The problem |
Write the records below out in full, character for character, with no pictures.

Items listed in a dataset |
+===+
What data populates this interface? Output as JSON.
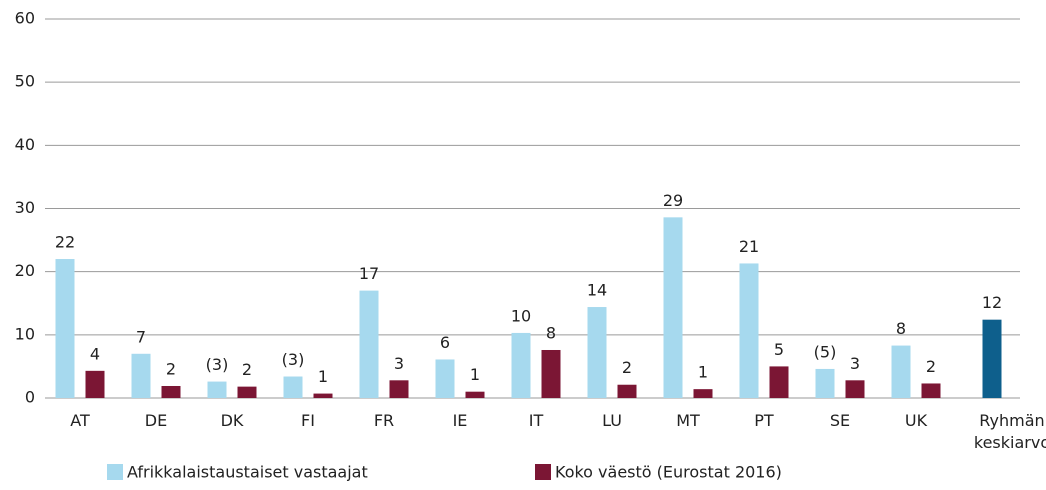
{
  "chart_data": {
    "type": "bar",
    "categories": [
      "AT",
      "DE",
      "DK",
      "FI",
      "FR",
      "IE",
      "IT",
      "LU",
      "MT",
      "PT",
      "SE",
      "UK",
      "Ryhmän keskiarvo"
    ],
    "series": [
      {
        "name": "Afrikkalaistaustaiset vastaajat",
        "color": "#a6d9ee",
        "values": [
          22,
          7,
          2.6,
          3.4,
          17,
          6.1,
          10.3,
          14.4,
          28.6,
          21.3,
          4.6,
          8.3,
          null
        ],
        "value_labels": [
          "22",
          "7",
          "(3)",
          "(3)",
          "17",
          "6",
          "10",
          "14",
          "29",
          "21",
          "(5)",
          "8",
          null
        ]
      },
      {
        "name": "Koko väestö (Eurostat 2016)",
        "color": "#7b1634",
        "values": [
          4.3,
          1.9,
          1.8,
          0.7,
          2.8,
          1,
          7.6,
          2.1,
          1.4,
          5,
          2.8,
          2.3,
          null
        ],
        "value_labels": [
          "4",
          "2",
          "2",
          "1",
          "3",
          "1",
          "8",
          "2",
          "1",
          "5",
          "3",
          "2",
          null
        ]
      },
      {
        "color": "#0e5f8c",
        "values": [
          null,
          null,
          null,
          null,
          null,
          null,
          null,
          null,
          null,
          null,
          null,
          null,
          12.4
        ],
        "value_labels": [
          null,
          null,
          null,
          null,
          null,
          null,
          null,
          null,
          null,
          null,
          null,
          null,
          "12"
        ]
      }
    ],
    "ylim": [
      0,
      60
    ],
    "yticks": [
      0,
      10,
      20,
      30,
      40,
      50,
      60
    ],
    "grid": true,
    "legend": "bottom"
  }
}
+===+
Correct result |
What data populates this interface? Output as JSON.
{
  "chart_data": {
    "type": "bar",
    "categories": [
      "AT",
      "DE",
      "DK",
      "FI",
      "FR",
      "IE",
      "IT",
      "LU",
      "MT",
      "PT",
      "SE",
      "UK",
      "Ryhmän keskiarvo"
    ],
    "series": [
      {
        "name": "Afrikkalaistaustaiset vastaajat",
        "color": "#a6d9ee",
        "values": [
          22,
          7,
          2.6,
          3.4,
          17,
          6.1,
          10.3,
          14.4,
          28.6,
          21.3,
          4.6,
          8.3,
          null
        ],
        "value_labels": [
          "22",
          "7",
          "(3)",
          "(3)",
          "17",
          "6",
          "10",
          "14",
          "29",
          "21",
          "(5)",
          "8",
          null
        ]
      },
      {
        "name": "Koko väestö (Eurostat 2016)",
        "color": "#7b1634",
        "values": [
          4.3,
          1.9,
          1.8,
          0.7,
          2.8,
          1,
          7.6,
          2.1,
          1.4,
          5,
          2.8,
          2.3,
          null
        ],
        "value_labels": [
          "4",
          "2",
          "2",
          "1",
          "3",
          "1",
          "8",
          "2",
          "1",
          "5",
          "3",
          "2",
          null
        ]
      },
      {
        "color": "#0e5f8c",
        "values": [
          null,
          null,
          null,
          null,
          null,
          null,
          null,
          null,
          null,
          null,
          null,
          null,
          12.4
        ],
        "value_labels": [
          null,
          null,
          null,
          null,
          null,
          null,
          null,
          null,
          null,
          null,
          null,
          null,
          "12"
        ]
      }
    ],
    "ylim": [
      0,
      60
    ],
    "yticks": [
      0,
      10,
      20,
      30,
      40,
      50,
      60
    ],
    "grid": true,
    "legend": "bottom"
  }
}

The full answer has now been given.